EXERCISE: Only the pictures are to be left out; set down the rest of the records exactly.
---- EXTRACTED DATA
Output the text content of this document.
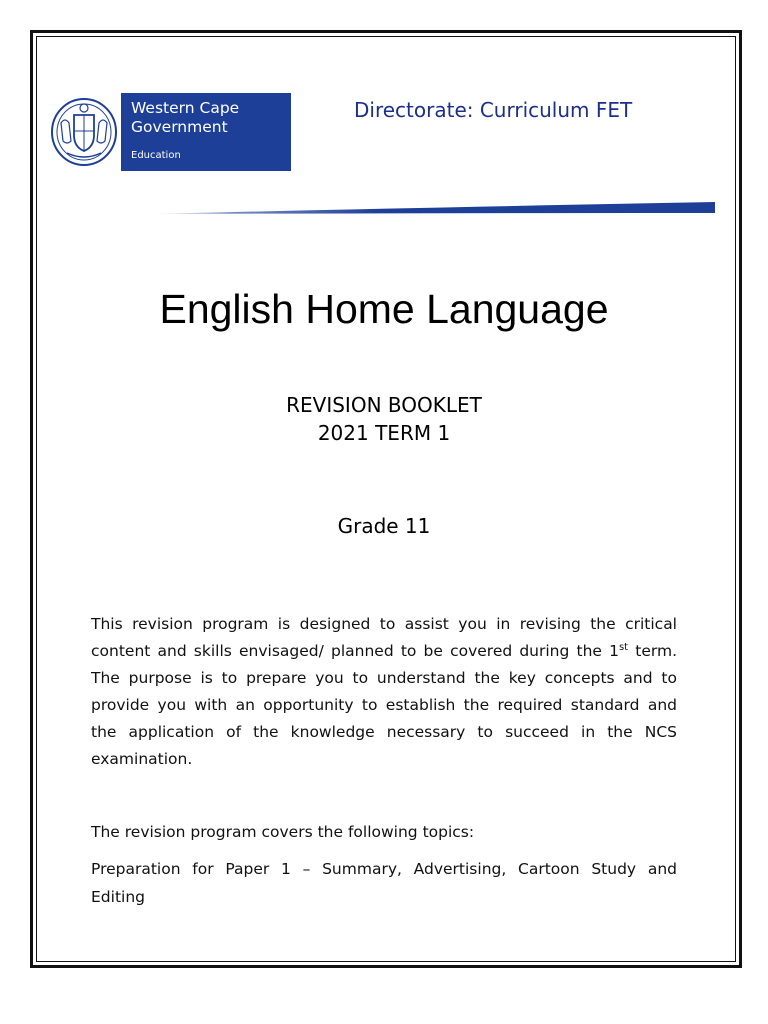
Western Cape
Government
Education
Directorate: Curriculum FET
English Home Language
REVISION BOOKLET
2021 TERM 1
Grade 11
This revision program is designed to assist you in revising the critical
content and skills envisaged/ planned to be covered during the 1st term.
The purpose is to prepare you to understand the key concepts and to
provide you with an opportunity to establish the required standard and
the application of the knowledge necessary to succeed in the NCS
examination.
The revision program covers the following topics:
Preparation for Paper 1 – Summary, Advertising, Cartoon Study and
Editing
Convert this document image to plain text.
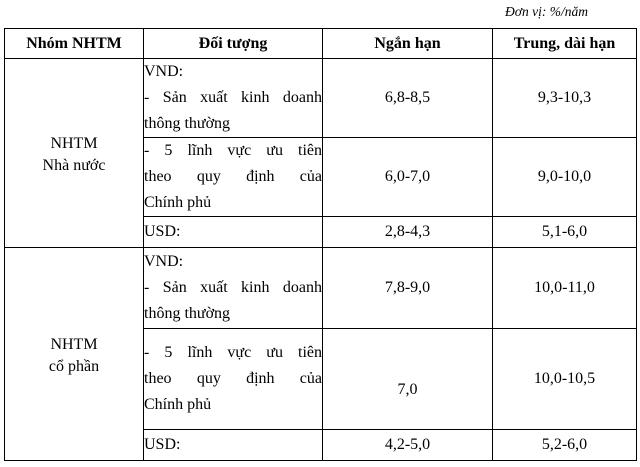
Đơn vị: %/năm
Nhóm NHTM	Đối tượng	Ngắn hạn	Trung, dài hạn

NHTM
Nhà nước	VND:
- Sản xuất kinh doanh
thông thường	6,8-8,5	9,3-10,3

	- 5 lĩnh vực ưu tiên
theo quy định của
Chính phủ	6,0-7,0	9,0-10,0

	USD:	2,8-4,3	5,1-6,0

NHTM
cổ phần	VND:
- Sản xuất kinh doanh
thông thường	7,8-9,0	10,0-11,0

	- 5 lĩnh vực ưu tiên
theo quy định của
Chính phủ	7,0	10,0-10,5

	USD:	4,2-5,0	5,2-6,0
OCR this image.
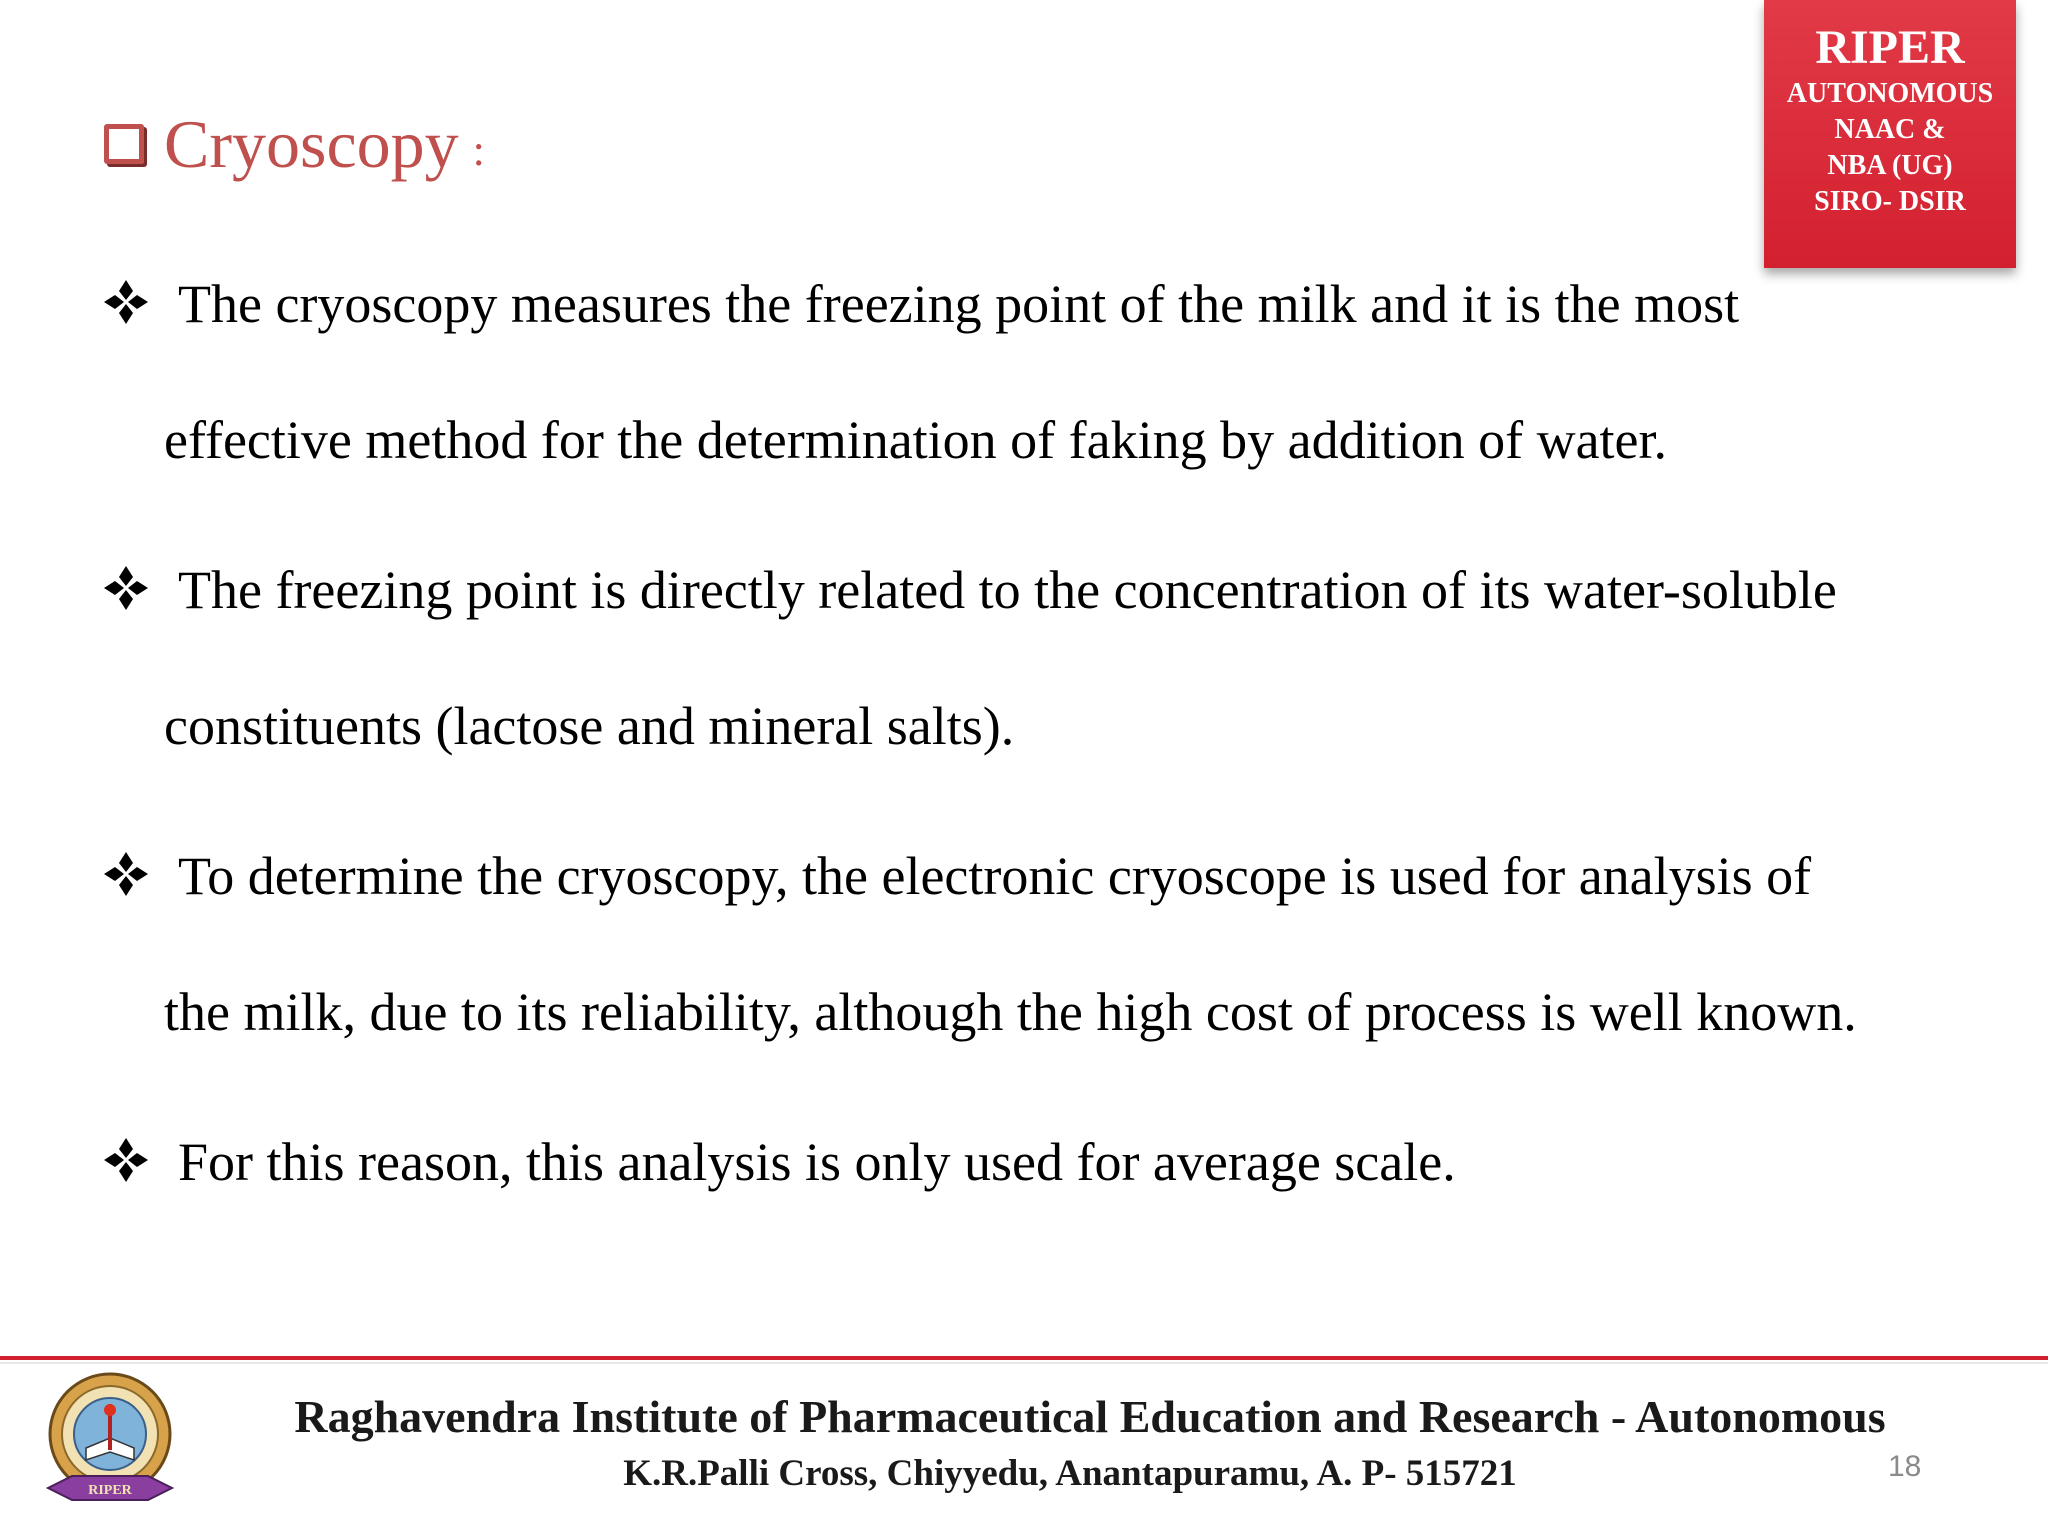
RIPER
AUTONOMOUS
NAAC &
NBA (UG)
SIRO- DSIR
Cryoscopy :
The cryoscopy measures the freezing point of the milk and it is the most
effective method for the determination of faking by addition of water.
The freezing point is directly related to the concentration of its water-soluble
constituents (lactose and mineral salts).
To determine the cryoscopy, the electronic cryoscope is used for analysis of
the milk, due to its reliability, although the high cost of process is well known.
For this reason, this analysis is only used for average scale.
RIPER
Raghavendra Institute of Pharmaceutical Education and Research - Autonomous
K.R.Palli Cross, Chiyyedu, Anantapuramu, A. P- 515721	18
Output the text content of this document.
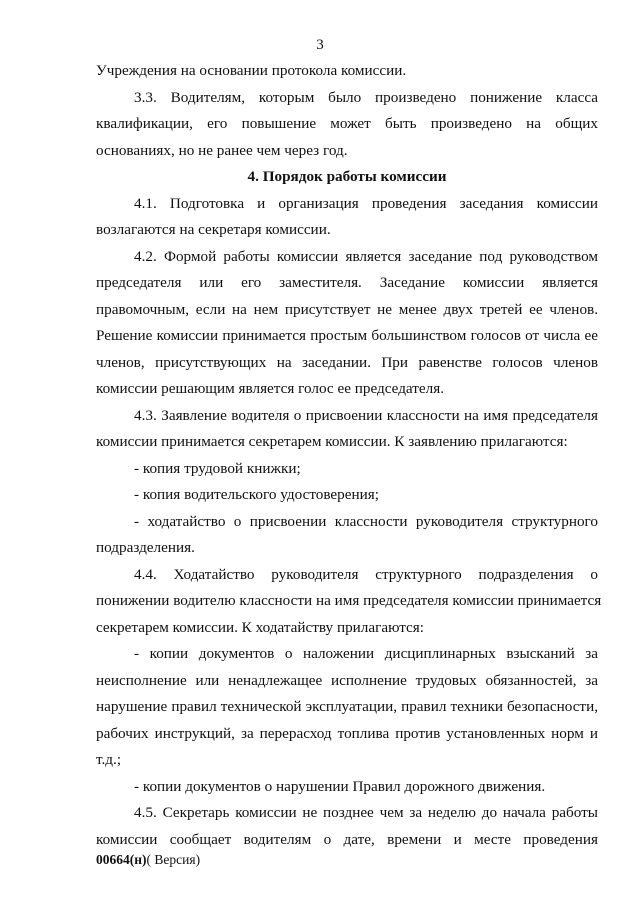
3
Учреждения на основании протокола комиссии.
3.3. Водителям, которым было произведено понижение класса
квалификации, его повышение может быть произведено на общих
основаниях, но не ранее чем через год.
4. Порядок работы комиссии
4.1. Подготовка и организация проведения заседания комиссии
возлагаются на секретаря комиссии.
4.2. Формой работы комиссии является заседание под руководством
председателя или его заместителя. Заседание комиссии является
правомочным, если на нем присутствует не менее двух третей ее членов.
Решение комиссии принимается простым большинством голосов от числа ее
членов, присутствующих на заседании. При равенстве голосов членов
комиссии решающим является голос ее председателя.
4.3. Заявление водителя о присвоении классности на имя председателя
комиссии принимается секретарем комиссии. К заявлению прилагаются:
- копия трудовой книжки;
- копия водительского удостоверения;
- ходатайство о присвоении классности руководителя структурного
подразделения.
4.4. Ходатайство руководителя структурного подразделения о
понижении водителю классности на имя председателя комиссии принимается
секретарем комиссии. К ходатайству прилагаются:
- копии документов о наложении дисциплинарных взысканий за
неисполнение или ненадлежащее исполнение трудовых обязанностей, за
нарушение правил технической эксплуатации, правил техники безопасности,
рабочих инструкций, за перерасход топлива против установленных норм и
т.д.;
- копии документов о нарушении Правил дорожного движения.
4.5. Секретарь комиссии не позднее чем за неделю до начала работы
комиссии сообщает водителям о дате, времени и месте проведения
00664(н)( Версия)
--------
SOLUTION TO THIS PROBLEM:
Output the text content of this document.
Western Cape
Government
Education
Directorate: Curriculum FET
English Home Language
REVISION BOOKLET
2021 TERM 1
Grade 11
This revision program is designed to assist you in revising the critical
content and skills envisaged/ planned to be covered during the 1st term.
The purpose is to prepare you to understand the key concepts and to
provide you with an opportunity to establish the required standard and
the application of the knowledge necessary to succeed in the NCS
examination.
The revision program covers the following topics:
Preparation for Paper 1 – Summary, Advertising, Cartoon Study and
Editing
Convert this document image to plain text.
Đơn vị: %/năm
Nhóm NHTM	Đối tượng	Ngắn hạn	Trung, dài hạn

NHTM
Nhà nước	VND:
- Sản xuất kinh doanh
thông thường	6,8-8,5	9,3-10,3

	- 5 lĩnh vực ưu tiên
theo quy định của
Chính phủ	6,0-7,0	9,0-10,0

	USD:	2,8-4,3	5,1-6,0

NHTM
cổ phần	VND:
- Sản xuất kinh doanh
thông thường	7,8-9,0	10,0-11,0

	- 5 lĩnh vực ưu tiên
theo quy định của
Chính phủ	7,0	10,0-10,5

	USD:	4,2-5,0	5,2-6,0
OCR this image.
RIPER
AUTONOMOUS
NAAC &
NBA (UG)
SIRO- DSIR
Cryoscopy :
The cryoscopy measures the freezing point of the milk and it is the most
effective method for the determination of faking by addition of water.
The freezing point is directly related to the concentration of its water-soluble
constituents (lactose and mineral salts).
To determine the cryoscopy, the electronic cryoscope is used for analysis of
the milk, due to its reliability, although the high cost of process is well known.
For this reason, this analysis is only used for average scale.
RIPER
Raghavendra Institute of Pharmaceutical Education and Research - Autonomous
K.R.Palli Cross, Chiyyedu, Anantapuramu, A. P- 515721	18
Output the text content of this document.
3
Учреждения на основании протокола комиссии.
3.3. Водителям, которым было произведено понижение класса
квалификации, его повышение может быть произведено на общих
основаниях, но не ранее чем через год.
4. Порядок работы комиссии
4.1. Подготовка и организация проведения заседания комиссии
возлагаются на секретаря комиссии.
4.2. Формой работы комиссии является заседание под руководством
председателя или его заместителя. Заседание комиссии является
правомочным, если на нем присутствует не менее двух третей ее членов.
Решение комиссии принимается простым большинством голосов от числа ее
членов, присутствующих на заседании. При равенстве голосов членов
комиссии решающим является голос ее председателя.
4.3. Заявление водителя о присвоении классности на имя председателя
комиссии принимается секретарем комиссии. К заявлению прилагаются:
- копия трудовой книжки;
- копия водительского удостоверения;
- ходатайство о присвоении классности руководителя структурного
подразделения.
4.4. Ходатайство руководителя структурного подразделения о
понижении водителю классности на имя председателя комиссии принимается
секретарем комиссии. К ходатайству прилагаются:
- копии документов о наложении дисциплинарных взысканий за
неисполнение или ненадлежащее исполнение трудовых обязанностей, за
нарушение правил технической эксплуатации, правил техники безопасности,
рабочих инструкций, за перерасход топлива против установленных норм и
т.д.;
- копии документов о нарушении Правил дорожного движения.
4.5. Секретарь комиссии не позднее чем за неделю до начала работы
комиссии сообщает водителям о дате, времени и месте проведения
00664(н)( Версия)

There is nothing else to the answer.